─── DATASET ROWS ───

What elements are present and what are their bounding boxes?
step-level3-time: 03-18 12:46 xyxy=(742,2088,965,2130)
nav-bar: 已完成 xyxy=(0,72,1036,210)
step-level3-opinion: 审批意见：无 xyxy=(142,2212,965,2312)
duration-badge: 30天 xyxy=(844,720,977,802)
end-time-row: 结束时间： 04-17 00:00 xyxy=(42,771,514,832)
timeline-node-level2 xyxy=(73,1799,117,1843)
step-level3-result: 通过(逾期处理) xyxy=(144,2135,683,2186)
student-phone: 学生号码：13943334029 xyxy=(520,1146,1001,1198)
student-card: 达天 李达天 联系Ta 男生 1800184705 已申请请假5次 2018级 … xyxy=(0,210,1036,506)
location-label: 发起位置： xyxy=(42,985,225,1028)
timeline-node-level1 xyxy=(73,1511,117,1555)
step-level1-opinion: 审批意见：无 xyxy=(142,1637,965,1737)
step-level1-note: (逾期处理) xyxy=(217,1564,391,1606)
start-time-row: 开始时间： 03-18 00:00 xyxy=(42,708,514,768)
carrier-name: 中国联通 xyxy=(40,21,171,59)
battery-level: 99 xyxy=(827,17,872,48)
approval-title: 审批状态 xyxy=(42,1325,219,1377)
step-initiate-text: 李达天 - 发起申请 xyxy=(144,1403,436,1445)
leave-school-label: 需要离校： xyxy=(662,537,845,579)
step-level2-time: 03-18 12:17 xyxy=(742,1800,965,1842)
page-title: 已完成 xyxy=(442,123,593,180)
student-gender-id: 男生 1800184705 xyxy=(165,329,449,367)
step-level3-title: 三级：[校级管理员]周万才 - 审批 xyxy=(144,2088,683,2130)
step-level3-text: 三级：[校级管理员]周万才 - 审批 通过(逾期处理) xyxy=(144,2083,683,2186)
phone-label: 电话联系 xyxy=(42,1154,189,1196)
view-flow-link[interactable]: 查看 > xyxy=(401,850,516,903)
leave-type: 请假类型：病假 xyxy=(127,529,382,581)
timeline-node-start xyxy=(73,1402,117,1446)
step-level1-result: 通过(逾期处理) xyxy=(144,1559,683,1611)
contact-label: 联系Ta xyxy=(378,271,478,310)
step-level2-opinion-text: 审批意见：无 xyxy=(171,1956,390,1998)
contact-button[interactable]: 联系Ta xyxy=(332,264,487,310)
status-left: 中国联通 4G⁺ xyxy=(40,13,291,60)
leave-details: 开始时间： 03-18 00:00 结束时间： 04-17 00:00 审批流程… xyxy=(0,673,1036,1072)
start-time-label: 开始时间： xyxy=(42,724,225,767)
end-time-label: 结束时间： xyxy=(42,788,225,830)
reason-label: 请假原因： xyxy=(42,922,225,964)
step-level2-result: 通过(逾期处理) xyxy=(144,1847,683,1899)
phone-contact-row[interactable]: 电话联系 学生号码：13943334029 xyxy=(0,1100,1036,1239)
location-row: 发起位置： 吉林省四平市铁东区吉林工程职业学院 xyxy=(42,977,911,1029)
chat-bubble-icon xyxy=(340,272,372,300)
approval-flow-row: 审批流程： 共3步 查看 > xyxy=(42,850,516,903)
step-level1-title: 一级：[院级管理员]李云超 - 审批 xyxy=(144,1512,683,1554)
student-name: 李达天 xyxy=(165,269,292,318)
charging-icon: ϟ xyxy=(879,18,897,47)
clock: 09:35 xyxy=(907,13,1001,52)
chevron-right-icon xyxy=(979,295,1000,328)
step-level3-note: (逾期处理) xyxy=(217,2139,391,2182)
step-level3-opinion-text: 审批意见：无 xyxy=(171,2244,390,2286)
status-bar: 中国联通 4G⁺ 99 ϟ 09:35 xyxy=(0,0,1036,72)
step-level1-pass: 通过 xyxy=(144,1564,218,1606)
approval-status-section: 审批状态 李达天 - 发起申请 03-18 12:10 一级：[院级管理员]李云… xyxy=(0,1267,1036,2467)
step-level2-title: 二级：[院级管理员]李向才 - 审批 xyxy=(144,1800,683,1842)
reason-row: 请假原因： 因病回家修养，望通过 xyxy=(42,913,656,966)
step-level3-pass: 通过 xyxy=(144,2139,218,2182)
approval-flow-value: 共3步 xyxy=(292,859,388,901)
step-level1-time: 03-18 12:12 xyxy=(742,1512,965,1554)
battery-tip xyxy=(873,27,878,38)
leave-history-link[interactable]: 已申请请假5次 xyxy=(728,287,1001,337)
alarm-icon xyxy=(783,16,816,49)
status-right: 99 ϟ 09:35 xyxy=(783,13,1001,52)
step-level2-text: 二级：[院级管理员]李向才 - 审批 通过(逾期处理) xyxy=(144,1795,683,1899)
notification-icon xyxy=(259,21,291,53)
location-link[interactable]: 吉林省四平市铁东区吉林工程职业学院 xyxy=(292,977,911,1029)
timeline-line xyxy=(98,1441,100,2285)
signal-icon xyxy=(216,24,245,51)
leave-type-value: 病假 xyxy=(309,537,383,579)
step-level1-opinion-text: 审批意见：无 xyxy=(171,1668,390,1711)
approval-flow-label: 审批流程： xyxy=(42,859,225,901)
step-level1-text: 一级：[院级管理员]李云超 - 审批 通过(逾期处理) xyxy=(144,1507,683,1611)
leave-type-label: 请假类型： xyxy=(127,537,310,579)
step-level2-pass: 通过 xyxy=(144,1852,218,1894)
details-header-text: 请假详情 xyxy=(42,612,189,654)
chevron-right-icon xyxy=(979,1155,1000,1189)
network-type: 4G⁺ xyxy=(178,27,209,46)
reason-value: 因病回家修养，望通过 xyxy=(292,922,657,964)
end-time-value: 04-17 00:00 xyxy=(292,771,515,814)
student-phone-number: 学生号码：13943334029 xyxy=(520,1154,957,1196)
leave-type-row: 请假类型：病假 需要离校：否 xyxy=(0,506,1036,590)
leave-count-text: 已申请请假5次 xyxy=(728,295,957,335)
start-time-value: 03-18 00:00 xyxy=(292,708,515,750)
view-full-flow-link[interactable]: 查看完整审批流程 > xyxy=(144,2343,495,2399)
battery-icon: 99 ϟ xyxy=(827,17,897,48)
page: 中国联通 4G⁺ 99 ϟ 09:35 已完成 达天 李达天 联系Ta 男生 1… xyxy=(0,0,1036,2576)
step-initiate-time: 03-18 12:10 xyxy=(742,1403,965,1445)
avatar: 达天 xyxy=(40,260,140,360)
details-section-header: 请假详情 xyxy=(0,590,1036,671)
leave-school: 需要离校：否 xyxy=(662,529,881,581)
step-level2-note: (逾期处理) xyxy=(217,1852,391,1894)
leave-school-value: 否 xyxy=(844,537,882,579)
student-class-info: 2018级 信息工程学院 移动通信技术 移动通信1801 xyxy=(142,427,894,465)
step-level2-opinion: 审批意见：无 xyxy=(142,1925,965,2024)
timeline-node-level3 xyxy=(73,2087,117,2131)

───
─── DATASET ROWS ───

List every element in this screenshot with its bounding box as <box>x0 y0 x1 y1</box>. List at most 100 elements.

───
─── DATASET ROWS ───

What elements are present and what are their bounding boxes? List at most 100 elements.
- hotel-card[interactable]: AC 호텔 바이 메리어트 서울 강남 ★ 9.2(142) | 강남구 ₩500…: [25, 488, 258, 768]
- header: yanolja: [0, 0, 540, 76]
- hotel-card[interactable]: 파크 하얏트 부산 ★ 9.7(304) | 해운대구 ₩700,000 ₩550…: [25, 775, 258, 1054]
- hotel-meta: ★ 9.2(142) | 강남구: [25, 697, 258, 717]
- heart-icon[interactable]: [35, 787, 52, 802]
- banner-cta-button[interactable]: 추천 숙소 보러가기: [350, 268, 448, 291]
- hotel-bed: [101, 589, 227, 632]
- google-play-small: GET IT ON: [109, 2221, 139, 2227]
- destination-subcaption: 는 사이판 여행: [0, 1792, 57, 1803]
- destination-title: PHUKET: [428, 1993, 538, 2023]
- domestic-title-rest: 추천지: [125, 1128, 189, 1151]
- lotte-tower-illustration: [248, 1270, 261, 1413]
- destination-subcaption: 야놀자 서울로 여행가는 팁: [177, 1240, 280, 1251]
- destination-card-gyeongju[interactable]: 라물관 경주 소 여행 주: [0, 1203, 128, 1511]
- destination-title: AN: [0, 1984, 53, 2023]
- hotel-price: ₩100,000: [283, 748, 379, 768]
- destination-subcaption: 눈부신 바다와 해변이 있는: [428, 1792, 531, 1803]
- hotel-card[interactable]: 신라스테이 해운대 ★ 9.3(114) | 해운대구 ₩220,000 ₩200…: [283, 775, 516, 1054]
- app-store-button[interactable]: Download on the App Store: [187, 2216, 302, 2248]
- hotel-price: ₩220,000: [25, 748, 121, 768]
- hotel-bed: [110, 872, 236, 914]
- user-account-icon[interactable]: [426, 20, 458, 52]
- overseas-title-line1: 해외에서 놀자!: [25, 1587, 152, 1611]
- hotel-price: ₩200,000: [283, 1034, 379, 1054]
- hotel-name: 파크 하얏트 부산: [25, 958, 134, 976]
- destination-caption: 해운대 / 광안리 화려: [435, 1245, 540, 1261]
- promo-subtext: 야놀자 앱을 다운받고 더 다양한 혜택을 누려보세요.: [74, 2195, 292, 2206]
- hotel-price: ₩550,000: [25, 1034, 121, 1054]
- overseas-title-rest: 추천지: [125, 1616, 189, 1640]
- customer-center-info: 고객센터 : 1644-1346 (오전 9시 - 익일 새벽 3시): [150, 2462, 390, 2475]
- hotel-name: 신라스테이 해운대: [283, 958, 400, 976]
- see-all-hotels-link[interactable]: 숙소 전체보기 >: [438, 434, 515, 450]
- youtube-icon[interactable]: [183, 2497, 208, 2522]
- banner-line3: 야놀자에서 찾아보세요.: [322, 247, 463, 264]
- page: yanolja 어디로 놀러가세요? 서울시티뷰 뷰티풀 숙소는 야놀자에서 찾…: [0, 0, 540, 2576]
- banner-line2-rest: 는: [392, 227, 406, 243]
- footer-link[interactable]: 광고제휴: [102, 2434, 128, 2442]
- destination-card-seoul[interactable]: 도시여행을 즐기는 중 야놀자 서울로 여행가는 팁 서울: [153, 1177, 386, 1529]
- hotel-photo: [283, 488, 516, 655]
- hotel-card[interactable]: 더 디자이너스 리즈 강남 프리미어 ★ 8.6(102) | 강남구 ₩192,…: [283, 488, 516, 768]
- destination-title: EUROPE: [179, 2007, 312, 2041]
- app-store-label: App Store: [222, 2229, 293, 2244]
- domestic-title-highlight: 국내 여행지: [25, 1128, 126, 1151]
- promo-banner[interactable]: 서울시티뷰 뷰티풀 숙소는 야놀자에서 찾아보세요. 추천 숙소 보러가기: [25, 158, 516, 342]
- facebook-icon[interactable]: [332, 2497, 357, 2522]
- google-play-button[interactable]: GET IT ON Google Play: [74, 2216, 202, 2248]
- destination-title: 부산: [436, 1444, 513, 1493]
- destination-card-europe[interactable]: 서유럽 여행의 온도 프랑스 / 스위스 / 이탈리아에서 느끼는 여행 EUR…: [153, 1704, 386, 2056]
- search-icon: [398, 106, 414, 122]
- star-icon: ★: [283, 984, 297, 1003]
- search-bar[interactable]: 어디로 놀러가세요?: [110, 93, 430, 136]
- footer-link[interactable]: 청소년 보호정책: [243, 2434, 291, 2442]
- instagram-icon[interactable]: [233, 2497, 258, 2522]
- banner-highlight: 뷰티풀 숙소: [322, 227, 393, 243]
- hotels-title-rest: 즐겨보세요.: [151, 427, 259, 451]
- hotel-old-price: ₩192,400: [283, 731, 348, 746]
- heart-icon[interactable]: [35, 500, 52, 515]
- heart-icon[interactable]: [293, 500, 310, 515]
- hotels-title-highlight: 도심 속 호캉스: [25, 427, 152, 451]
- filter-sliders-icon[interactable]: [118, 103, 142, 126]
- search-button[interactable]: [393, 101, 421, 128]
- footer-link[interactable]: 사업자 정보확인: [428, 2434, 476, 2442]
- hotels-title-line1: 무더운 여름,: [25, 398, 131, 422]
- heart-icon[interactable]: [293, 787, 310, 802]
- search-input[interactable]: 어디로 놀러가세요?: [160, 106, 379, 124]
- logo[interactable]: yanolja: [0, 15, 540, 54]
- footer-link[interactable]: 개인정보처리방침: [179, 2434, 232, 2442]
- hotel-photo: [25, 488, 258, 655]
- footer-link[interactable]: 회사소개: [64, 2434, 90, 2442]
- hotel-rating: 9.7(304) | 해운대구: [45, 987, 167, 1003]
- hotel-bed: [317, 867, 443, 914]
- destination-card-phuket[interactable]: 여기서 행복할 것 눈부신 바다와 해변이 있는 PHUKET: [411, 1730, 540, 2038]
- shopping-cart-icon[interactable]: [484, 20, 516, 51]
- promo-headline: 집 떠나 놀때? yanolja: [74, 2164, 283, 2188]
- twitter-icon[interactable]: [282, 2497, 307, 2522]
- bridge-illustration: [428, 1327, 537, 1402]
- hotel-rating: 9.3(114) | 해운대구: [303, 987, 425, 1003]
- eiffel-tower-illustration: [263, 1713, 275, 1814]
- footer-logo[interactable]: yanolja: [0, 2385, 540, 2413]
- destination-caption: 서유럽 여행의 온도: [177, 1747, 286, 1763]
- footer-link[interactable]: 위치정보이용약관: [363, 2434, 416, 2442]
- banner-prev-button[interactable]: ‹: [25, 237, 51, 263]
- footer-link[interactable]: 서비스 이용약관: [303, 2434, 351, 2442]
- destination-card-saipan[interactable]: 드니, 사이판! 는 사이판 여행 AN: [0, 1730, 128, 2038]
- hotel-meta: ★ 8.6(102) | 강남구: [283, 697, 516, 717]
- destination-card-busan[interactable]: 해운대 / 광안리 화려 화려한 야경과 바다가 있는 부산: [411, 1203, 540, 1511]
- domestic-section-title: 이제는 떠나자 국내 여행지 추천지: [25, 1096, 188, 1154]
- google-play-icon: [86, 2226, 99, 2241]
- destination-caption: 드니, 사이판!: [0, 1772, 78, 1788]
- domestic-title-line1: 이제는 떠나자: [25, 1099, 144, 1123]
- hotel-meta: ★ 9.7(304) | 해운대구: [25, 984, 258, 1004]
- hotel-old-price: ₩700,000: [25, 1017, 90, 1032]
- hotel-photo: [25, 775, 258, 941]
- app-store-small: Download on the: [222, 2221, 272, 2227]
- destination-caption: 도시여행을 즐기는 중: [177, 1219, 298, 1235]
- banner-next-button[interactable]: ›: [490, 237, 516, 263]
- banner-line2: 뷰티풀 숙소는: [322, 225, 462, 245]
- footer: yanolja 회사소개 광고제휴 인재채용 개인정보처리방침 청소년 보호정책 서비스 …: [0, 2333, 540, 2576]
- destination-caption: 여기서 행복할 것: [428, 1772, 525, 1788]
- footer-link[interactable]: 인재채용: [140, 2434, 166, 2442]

───

## SHORT EXERCISE
Report every line of the records that contains the string "reason".

## RESULT BELOW
reason-label: 请假原因： xyxy=(42,922,225,964)
reason-row: 请假原因： 因病回家修养，望通过 xyxy=(42,913,656,966)
reason-value: 因病回家修养，望通过 xyxy=(292,922,657,964)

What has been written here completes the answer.